▶ _Task goal_: Say how many lines in the records include the string "this", adding no other words.

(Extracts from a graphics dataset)
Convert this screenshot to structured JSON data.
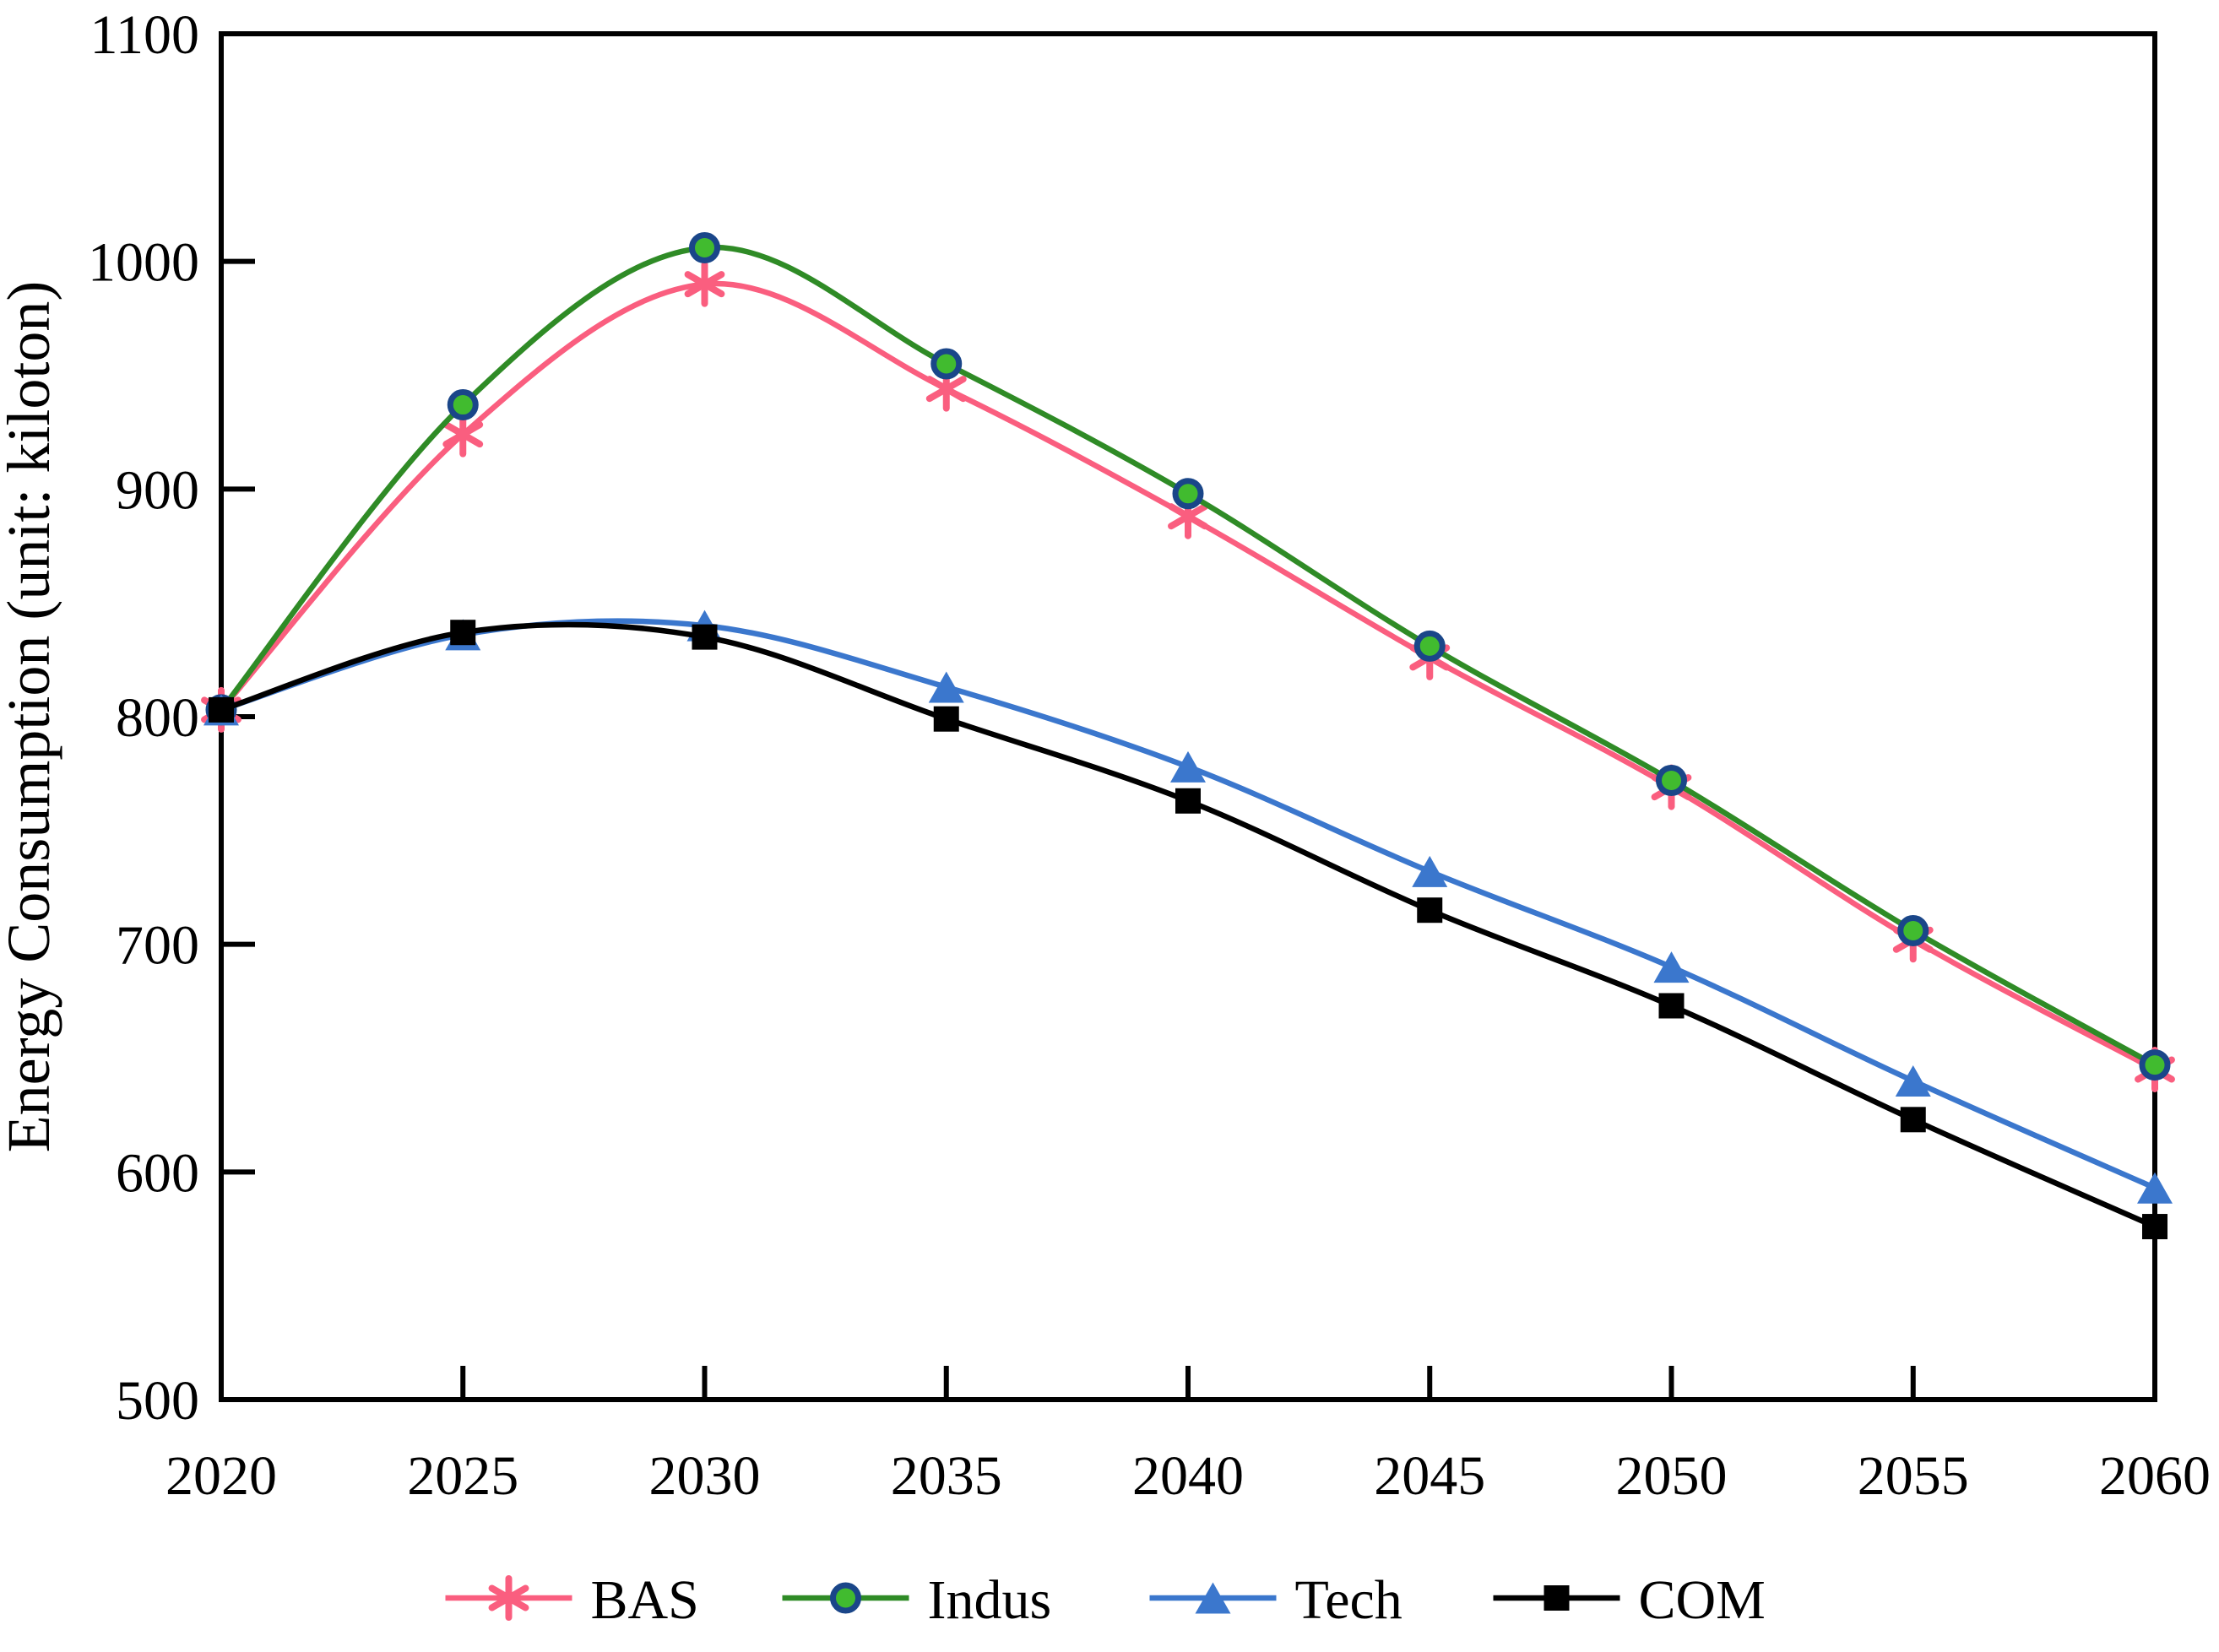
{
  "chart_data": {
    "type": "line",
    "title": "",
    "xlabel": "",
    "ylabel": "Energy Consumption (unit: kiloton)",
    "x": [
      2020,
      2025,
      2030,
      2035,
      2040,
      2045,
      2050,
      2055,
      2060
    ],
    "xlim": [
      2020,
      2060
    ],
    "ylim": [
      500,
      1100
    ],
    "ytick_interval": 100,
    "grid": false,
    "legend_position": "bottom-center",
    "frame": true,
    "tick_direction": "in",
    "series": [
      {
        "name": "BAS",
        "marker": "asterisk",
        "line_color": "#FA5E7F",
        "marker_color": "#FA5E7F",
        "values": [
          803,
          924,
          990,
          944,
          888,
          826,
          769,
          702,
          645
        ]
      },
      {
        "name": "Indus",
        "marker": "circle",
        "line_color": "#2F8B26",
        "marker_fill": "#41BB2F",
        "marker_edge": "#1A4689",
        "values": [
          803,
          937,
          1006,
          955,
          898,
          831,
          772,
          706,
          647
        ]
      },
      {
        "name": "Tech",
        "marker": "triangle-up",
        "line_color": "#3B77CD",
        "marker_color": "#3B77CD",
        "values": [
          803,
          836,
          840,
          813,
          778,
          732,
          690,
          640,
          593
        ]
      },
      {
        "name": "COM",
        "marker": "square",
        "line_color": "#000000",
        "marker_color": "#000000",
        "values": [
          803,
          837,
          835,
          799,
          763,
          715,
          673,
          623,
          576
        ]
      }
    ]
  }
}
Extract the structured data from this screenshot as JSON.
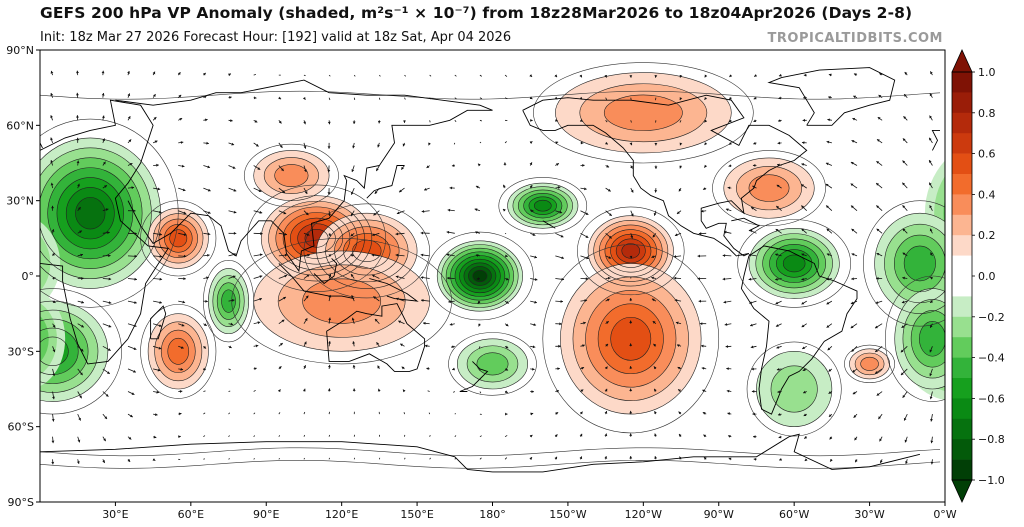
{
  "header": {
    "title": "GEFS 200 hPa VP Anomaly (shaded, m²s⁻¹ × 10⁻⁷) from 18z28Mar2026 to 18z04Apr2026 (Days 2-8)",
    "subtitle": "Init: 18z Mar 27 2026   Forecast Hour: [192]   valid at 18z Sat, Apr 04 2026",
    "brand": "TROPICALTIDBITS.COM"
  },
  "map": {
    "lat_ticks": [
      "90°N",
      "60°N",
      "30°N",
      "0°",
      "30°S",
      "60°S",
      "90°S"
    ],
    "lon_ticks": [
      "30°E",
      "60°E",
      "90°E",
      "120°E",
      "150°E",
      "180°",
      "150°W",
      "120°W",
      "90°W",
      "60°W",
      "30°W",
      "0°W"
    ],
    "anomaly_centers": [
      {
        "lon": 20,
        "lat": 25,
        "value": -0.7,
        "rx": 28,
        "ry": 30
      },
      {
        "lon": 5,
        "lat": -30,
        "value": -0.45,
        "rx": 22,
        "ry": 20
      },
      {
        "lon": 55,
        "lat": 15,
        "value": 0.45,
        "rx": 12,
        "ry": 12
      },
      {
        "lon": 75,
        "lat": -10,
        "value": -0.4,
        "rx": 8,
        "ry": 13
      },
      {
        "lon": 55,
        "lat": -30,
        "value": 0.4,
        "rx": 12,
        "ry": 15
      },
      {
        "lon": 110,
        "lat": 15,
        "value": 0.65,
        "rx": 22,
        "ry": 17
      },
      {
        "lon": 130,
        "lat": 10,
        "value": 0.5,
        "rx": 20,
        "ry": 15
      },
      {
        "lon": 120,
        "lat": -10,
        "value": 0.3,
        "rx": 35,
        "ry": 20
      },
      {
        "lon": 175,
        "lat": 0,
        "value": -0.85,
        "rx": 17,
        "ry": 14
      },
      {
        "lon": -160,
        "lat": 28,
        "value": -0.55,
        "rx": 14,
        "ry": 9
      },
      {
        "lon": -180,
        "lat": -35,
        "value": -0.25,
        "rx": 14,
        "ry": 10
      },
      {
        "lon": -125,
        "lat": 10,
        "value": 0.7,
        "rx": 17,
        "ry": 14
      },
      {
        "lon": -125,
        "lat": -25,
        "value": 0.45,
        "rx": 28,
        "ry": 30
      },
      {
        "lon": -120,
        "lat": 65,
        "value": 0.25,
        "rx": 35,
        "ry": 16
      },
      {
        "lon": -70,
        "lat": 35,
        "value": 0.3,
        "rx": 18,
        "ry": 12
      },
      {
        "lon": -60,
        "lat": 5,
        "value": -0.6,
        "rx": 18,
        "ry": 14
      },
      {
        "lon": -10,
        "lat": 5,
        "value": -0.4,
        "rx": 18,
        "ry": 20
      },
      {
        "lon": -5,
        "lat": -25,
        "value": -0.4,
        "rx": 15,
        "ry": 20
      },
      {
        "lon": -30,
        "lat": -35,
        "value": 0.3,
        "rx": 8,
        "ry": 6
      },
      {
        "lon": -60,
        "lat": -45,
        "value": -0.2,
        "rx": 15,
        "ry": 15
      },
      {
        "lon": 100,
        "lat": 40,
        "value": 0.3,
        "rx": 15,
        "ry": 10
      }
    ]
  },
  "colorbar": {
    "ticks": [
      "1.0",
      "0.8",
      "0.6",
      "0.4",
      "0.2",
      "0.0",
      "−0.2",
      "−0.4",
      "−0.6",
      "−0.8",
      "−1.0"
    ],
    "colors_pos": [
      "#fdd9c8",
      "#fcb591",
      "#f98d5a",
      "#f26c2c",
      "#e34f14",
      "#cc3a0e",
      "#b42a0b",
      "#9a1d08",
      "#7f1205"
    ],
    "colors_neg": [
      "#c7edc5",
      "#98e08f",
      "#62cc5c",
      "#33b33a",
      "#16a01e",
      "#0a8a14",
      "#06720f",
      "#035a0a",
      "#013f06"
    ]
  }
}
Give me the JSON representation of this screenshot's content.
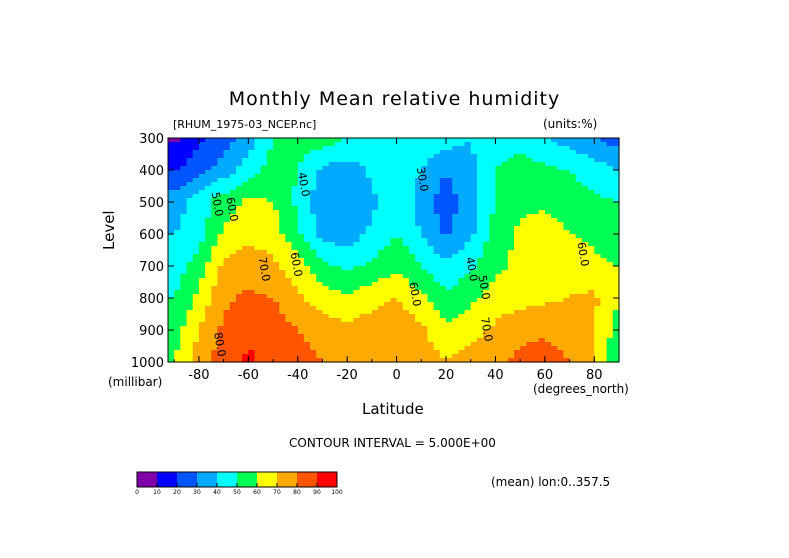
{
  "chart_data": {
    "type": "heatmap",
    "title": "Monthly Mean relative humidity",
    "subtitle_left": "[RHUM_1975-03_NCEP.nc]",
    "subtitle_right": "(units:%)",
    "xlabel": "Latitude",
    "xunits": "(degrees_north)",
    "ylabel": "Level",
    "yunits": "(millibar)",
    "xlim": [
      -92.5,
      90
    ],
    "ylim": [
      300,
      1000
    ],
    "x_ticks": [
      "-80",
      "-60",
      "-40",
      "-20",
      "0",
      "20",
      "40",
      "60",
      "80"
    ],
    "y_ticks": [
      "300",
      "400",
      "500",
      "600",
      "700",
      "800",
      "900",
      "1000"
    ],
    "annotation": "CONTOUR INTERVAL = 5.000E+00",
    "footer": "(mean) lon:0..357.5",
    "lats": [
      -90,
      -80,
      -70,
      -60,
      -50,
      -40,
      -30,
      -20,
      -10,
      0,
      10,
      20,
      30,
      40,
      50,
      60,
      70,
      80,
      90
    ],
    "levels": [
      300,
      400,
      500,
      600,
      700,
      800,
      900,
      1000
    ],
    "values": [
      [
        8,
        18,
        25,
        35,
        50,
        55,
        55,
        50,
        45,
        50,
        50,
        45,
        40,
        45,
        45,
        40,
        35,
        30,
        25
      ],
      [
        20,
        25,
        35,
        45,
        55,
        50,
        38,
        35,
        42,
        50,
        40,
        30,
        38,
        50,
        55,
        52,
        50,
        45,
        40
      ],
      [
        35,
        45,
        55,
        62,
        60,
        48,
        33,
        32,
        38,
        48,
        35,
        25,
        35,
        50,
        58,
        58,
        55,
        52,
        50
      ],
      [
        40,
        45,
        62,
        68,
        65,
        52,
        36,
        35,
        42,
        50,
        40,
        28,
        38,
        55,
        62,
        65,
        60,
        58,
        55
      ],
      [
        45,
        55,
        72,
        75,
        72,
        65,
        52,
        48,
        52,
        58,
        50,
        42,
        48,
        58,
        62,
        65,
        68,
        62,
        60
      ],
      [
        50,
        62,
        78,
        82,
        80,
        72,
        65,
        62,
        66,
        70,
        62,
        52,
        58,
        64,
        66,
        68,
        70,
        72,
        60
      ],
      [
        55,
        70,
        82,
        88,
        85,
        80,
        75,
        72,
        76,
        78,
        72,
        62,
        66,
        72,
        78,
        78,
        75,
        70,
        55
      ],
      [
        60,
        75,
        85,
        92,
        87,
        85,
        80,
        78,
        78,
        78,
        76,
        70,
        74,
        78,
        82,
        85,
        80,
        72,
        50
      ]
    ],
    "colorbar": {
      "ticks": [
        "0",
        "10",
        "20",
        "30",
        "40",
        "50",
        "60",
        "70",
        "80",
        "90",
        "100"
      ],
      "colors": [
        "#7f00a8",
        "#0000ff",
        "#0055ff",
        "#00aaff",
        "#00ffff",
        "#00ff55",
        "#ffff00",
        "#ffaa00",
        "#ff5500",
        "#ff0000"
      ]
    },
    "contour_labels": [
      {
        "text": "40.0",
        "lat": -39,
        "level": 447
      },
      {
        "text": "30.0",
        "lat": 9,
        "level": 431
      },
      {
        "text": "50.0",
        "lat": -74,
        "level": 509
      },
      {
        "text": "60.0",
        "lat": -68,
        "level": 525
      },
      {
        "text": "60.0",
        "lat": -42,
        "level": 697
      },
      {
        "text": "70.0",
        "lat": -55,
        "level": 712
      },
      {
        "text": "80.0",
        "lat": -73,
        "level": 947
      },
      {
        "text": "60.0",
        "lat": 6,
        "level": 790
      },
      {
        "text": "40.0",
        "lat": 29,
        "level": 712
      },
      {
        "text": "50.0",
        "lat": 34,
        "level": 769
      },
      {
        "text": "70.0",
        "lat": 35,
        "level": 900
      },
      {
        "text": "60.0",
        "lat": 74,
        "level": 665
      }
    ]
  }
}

▶ _Task answer_: 3